▸ Stored records
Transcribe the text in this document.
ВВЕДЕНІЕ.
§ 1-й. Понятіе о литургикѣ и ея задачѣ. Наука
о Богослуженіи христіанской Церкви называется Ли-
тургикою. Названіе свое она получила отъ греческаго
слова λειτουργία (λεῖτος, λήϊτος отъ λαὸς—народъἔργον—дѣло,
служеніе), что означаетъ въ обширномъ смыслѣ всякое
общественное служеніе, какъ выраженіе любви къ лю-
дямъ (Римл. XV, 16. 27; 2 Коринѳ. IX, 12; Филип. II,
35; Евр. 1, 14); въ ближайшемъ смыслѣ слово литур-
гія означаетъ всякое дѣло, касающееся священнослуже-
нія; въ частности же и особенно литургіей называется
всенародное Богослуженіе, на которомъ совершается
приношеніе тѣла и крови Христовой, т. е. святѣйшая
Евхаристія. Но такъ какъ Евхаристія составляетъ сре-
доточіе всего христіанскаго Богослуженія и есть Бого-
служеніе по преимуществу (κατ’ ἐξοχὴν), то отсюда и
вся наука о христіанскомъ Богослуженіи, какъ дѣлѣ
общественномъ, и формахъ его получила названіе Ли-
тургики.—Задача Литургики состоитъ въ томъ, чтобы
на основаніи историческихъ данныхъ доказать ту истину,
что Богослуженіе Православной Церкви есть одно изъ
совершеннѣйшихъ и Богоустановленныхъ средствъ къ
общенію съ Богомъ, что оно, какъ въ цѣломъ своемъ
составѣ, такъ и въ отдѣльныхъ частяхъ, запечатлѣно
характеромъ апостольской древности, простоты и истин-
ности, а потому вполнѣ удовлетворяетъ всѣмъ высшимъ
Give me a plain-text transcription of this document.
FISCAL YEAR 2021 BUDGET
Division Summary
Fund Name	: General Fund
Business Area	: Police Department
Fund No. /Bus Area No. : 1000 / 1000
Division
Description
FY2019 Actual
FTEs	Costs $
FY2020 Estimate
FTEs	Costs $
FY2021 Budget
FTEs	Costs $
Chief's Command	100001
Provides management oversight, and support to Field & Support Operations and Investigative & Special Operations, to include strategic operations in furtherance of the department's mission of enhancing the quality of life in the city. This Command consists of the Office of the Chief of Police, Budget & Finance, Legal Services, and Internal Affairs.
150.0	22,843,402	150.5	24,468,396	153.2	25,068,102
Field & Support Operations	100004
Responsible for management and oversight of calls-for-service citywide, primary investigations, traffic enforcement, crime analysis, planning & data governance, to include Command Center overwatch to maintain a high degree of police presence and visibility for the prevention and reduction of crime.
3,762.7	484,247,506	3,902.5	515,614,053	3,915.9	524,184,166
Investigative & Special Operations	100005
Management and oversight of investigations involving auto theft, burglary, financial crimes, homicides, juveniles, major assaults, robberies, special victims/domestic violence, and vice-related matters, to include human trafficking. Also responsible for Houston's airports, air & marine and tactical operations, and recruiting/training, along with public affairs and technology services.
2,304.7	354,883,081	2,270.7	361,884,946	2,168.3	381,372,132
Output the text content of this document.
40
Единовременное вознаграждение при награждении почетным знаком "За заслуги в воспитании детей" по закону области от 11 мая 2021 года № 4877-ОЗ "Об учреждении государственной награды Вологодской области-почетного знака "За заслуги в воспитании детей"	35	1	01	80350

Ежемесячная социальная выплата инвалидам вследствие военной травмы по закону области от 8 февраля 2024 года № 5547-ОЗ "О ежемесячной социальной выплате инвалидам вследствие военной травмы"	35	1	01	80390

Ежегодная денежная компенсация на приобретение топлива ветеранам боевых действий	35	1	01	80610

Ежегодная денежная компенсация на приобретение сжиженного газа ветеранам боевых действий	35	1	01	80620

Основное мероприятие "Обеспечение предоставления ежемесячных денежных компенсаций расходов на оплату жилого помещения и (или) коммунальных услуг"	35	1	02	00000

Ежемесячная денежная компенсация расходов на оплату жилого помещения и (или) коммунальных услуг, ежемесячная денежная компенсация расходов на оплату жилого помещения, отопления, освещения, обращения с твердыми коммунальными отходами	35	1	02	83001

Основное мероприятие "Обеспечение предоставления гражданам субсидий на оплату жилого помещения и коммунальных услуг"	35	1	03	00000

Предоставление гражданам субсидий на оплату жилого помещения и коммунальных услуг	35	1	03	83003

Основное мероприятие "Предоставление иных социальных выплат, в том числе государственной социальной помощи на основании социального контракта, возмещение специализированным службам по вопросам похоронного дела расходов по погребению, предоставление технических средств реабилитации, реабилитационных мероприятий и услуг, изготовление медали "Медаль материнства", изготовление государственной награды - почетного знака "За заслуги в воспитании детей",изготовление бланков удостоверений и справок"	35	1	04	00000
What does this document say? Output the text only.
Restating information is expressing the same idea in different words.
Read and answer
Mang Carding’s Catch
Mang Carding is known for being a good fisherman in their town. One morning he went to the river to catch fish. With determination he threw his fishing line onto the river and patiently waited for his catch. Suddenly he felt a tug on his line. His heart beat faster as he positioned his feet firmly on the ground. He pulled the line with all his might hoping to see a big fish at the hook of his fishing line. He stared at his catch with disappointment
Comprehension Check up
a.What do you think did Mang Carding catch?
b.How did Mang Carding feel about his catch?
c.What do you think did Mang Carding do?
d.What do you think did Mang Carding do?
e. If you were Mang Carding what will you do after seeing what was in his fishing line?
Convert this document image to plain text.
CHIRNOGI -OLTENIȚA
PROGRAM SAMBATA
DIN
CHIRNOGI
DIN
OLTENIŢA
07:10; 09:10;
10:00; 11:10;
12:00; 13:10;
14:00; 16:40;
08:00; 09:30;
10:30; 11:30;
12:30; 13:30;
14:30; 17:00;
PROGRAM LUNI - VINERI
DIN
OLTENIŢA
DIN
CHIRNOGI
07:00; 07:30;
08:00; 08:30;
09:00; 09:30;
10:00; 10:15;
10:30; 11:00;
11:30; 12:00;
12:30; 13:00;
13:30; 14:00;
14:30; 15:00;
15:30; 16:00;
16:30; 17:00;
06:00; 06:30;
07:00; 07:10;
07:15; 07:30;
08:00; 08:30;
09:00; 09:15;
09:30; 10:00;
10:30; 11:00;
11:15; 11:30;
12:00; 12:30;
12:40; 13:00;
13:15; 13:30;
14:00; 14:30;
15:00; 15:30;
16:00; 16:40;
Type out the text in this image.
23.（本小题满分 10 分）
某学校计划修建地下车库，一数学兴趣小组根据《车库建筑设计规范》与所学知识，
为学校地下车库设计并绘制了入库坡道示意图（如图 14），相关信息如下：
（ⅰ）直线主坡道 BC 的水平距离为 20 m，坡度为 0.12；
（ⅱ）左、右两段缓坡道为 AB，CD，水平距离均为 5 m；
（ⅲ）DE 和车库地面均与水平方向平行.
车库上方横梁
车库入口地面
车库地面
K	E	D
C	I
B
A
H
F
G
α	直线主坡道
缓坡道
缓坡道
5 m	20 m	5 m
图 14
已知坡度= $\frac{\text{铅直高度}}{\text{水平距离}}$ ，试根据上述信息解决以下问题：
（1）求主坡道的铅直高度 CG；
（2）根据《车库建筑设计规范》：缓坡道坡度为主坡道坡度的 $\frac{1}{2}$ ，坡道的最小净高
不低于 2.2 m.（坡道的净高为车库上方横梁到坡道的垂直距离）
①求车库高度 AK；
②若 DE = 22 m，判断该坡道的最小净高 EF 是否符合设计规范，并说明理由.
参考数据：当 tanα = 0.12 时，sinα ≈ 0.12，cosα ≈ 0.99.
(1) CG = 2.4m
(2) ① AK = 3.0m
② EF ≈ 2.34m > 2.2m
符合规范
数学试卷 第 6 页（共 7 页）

▸ What you should do
Write each line above out exactly.

▸ Answer to this task
Transcribe the text in this document.
ВВЕДЕНІЕ.
§ 1-й. Понятіе о литургикѣ и ея задачѣ. Наука
о Богослуженіи христіанской Церкви называется Ли-
тургикою. Названіе свое она получила отъ греческаго
слова λειτουργία (λεῖτος, λήϊτος отъ λαὸς—народъἔργον—дѣло,
служеніе), что означаетъ въ обширномъ смыслѣ всякое
общественное служеніе, какъ выраженіе любви къ лю-
дямъ (Римл. XV, 16. 27; 2 Коринѳ. IX, 12; Филип. II,
35; Евр. 1, 14); въ ближайшемъ смыслѣ слово литур-
гія означаетъ всякое дѣло, касающееся священнослуже-
нія; въ частности же и особенно литургіей называется
всенародное Богослуженіе, на которомъ совершается
приношеніе тѣла и крови Христовой, т. е. святѣйшая
Евхаристія. Но такъ какъ Евхаристія составляетъ сре-
доточіе всего христіанскаго Богослуженія и есть Бого-
служеніе по преимуществу (κατ’ ἐξοχὴν), то отсюда и
вся наука о христіанскомъ Богослуженіи, какъ дѣлѣ
общественномъ, и формахъ его получила названіе Ли-
тургики.—Задача Литургики состоитъ въ томъ, чтобы
на основаніи историческихъ данныхъ доказать ту истину,
что Богослуженіе Православной Церкви есть одно изъ
совершеннѣйшихъ и Богоустановленныхъ средствъ къ
общенію съ Богомъ, что оно, какъ въ цѣломъ своемъ
составѣ, такъ и въ отдѣльныхъ частяхъ, запечатлѣно
характеромъ апостольской древности, простоты и истин-
ности, а потому вполнѣ удовлетворяетъ всѣмъ высшимъ
Give me a plain-text transcription of this document.
FISCAL YEAR 2021 BUDGET
Division Summary
Fund Name	: General Fund
Business Area	: Police Department
Fund No. /Bus Area No. : 1000 / 1000
Division
Description
FY2019 Actual
FTEs	Costs $
FY2020 Estimate
FTEs	Costs $
FY2021 Budget
FTEs	Costs $
Chief's Command	100001
Provides management oversight, and support to Field & Support Operations and Investigative & Special Operations, to include strategic operations in furtherance of the department's mission of enhancing the quality of life in the city. This Command consists of the Office of the Chief of Police, Budget & Finance, Legal Services, and Internal Affairs.
150.0	22,843,402	150.5	24,468,396	153.2	25,068,102
Field & Support Operations	100004
Responsible for management and oversight of calls-for-service citywide, primary investigations, traffic enforcement, crime analysis, planning & data governance, to include Command Center overwatch to maintain a high degree of police presence and visibility for the prevention and reduction of crime.
3,762.7	484,247,506	3,902.5	515,614,053	3,915.9	524,184,166
Investigative & Special Operations	100005
Management and oversight of investigations involving auto theft, burglary, financial crimes, homicides, juveniles, major assaults, robberies, special victims/domestic violence, and vice-related matters, to include human trafficking. Also responsible for Houston's airports, air & marine and tactical operations, and recruiting/training, along with public affairs and technology services.
2,304.7	354,883,081	2,270.7	361,884,946	2,168.3	381,372,132
Output the text content of this document.
40
Единовременное вознаграждение при награждении почетным знаком "За заслуги в воспитании детей" по закону области от 11 мая 2021 года № 4877-ОЗ "Об учреждении государственной награды Вологодской области-почетного знака "За заслуги в воспитании детей"	35	1	01	80350

Ежемесячная социальная выплата инвалидам вследствие военной травмы по закону области от 8 февраля 2024 года № 5547-ОЗ "О ежемесячной социальной выплате инвалидам вследствие военной травмы"	35	1	01	80390

Ежегодная денежная компенсация на приобретение топлива ветеранам боевых действий	35	1	01	80610

Ежегодная денежная компенсация на приобретение сжиженного газа ветеранам боевых действий	35	1	01	80620

Основное мероприятие "Обеспечение предоставления ежемесячных денежных компенсаций расходов на оплату жилого помещения и (или) коммунальных услуг"	35	1	02	00000

Ежемесячная денежная компенсация расходов на оплату жилого помещения и (или) коммунальных услуг, ежемесячная денежная компенсация расходов на оплату жилого помещения, отопления, освещения, обращения с твердыми коммунальными отходами	35	1	02	83001

Основное мероприятие "Обеспечение предоставления гражданам субсидий на оплату жилого помещения и коммунальных услуг"	35	1	03	00000

Предоставление гражданам субсидий на оплату жилого помещения и коммунальных услуг	35	1	03	83003

Основное мероприятие "Предоставление иных социальных выплат, в том числе государственной социальной помощи на основании социального контракта, возмещение специализированным службам по вопросам похоронного дела расходов по погребению, предоставление технических средств реабилитации, реабилитационных мероприятий и услуг, изготовление медали "Медаль материнства", изготовление государственной награды - почетного знака "За заслуги в воспитании детей",изготовление бланков удостоверений и справок"	35	1	04	00000
What does this document say? Output the text only.
Restating information is expressing the same idea in different words.
Read and answer
Mang Carding’s Catch
Mang Carding is known for being a good fisherman in their town. One morning he went to the river to catch fish. With determination he threw his fishing line onto the river and patiently waited for his catch. Suddenly he felt a tug on his line. His heart beat faster as he positioned his feet firmly on the ground. He pulled the line with all his might hoping to see a big fish at the hook of his fishing line. He stared at his catch with disappointment
Comprehension Check up
a.What do you think did Mang Carding catch?
b.How did Mang Carding feel about his catch?
c.What do you think did Mang Carding do?
d.What do you think did Mang Carding do?
e. If you were Mang Carding what will you do after seeing what was in his fishing line?
Convert this document image to plain text.
CHIRNOGI -OLTENIȚA
PROGRAM SAMBATA
DIN
CHIRNOGI
DIN
OLTENIŢA
07:10; 09:10;
10:00; 11:10;
12:00; 13:10;
14:00; 16:40;
08:00; 09:30;
10:30; 11:30;
12:30; 13:30;
14:30; 17:00;
PROGRAM LUNI - VINERI
DIN
OLTENIŢA
DIN
CHIRNOGI
07:00; 07:30;
08:00; 08:30;
09:00; 09:30;
10:00; 10:15;
10:30; 11:00;
11:30; 12:00;
12:30; 13:00;
13:30; 14:00;
14:30; 15:00;
15:30; 16:00;
16:30; 17:00;
06:00; 06:30;
07:00; 07:10;
07:15; 07:30;
08:00; 08:30;
09:00; 09:15;
09:30; 10:00;
10:30; 11:00;
11:15; 11:30;
12:00; 12:30;
12:40; 13:00;
13:15; 13:30;
14:00; 14:30;
15:00; 15:30;
16:00; 16:40;
Type out the text in this image.
23.（本小题满分 10 分）
某学校计划修建地下车库，一数学兴趣小组根据《车库建筑设计规范》与所学知识，
为学校地下车库设计并绘制了入库坡道示意图（如图 14），相关信息如下：
（ⅰ）直线主坡道 BC 的水平距离为 20 m，坡度为 0.12；
（ⅱ）左、右两段缓坡道为 AB，CD，水平距离均为 5 m；
（ⅲ）DE 和车库地面均与水平方向平行.
车库上方横梁
车库入口地面
车库地面
K	E	D
C	I
B
A
H
F
G
α	直线主坡道
缓坡道
缓坡道
5 m	20 m	5 m
图 14
已知坡度= $\frac{\text{铅直高度}}{\text{水平距离}}$ ，试根据上述信息解决以下问题：
（1）求主坡道的铅直高度 CG；
（2）根据《车库建筑设计规范》：缓坡道坡度为主坡道坡度的 $\frac{1}{2}$ ，坡道的最小净高
不低于 2.2 m.（坡道的净高为车库上方横梁到坡道的垂直距离）
①求车库高度 AK；
②若 DE = 22 m，判断该坡道的最小净高 EF 是否符合设计规范，并说明理由.
参考数据：当 tanα = 0.12 时，sinα ≈ 0.12，cosα ≈ 0.99.
(1) CG = 2.4m
(2) ① AK = 3.0m
② EF ≈ 2.34m > 2.2m
符合规范
数学试卷 第 6 页（共 7 页）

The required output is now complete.